● **AIM**
Don't copy the pictures; return every other part of the records exactly.

● **MATERIAL FOR THIS EXERCISE**
+++

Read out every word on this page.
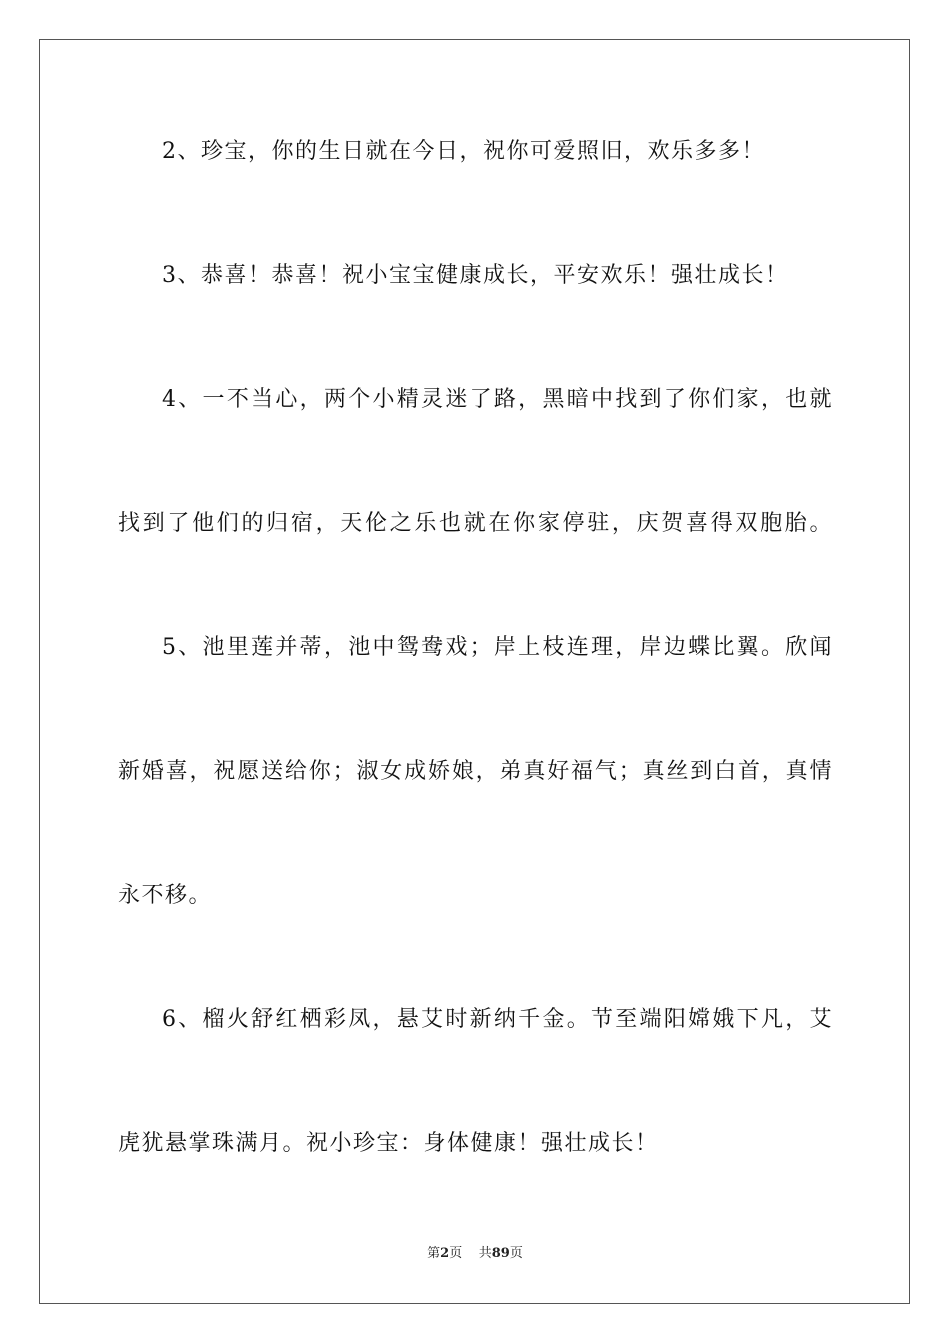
2、珍宝，你的生日就在今日，祝你可爱照旧，欢乐多多！
3、恭喜！恭喜！祝小宝宝健康成长，平安欢乐！强壮成长！
4、一不当心，两个小精灵迷了路，黑暗中找到了你们家，也就
找到了他们的归宿，天伦之乐也就在你家停驻，庆贺喜得双胞胎。
5、池里莲并蒂，池中鸳鸯戏；岸上枝连理，岸边蝶比翼。欣闻
新婚喜，祝愿送给你；淑女成娇娘，弟真好福气；真丝到白首，真情
永不移。
6、榴火舒红栖彩凤，悬艾时新纳千金。节至端阳嫦娥下凡，艾
虎犹悬掌珠满月。祝小珍宝：身体健康！强壮成长！
第2页 共89页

+++

● **WRITTEN REPLY**
Read out every word on this page.
2、珍宝，你的生日就在今日，祝你可爱照旧，欢乐多多！
3、恭喜！恭喜！祝小宝宝健康成长，平安欢乐！强壮成长！
4、一不当心，两个小精灵迷了路，黑暗中找到了你们家，也就
找到了他们的归宿，天伦之乐也就在你家停驻，庆贺喜得双胞胎。
5、池里莲并蒂，池中鸳鸯戏；岸上枝连理，岸边蝶比翼。欣闻
新婚喜，祝愿送给你；淑女成娇娘，弟真好福气；真丝到白首，真情
永不移。
6、榴火舒红栖彩凤，悬艾时新纳千金。节至端阳嫦娥下凡，艾
虎犹悬掌珠满月。祝小珍宝：身体健康！强壮成长！
第2页 共89页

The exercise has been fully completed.